(Extracted data entries)
____________________

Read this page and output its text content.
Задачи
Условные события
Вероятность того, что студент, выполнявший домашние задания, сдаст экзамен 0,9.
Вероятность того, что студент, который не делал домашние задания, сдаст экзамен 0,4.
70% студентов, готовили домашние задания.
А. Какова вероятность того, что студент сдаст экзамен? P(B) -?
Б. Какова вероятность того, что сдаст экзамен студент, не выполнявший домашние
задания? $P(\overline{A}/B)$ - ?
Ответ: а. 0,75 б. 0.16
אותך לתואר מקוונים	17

____________________

* **Task description**:
Reproduce the listing in full. Keep it exactly as written.

* **Solution to this task**:
Read this page and output its text content.
Задачи
Условные события
Вероятность того, что студент, выполнявший домашние задания, сдаст экзамен 0,9.
Вероятность того, что студент, который не делал домашние задания, сдаст экзамен 0,4.
70% студентов, готовили домашние задания.
А. Какова вероятность того, что студент сдаст экзамен? P(B) -?
Б. Какова вероятность того, что сдаст экзамен студент, не выполнявший домашние
задания? $P(\overline{A}/B)$ - ?
Ответ: а. 0,75 б. 0.16
אותך לתואר מקוונים	17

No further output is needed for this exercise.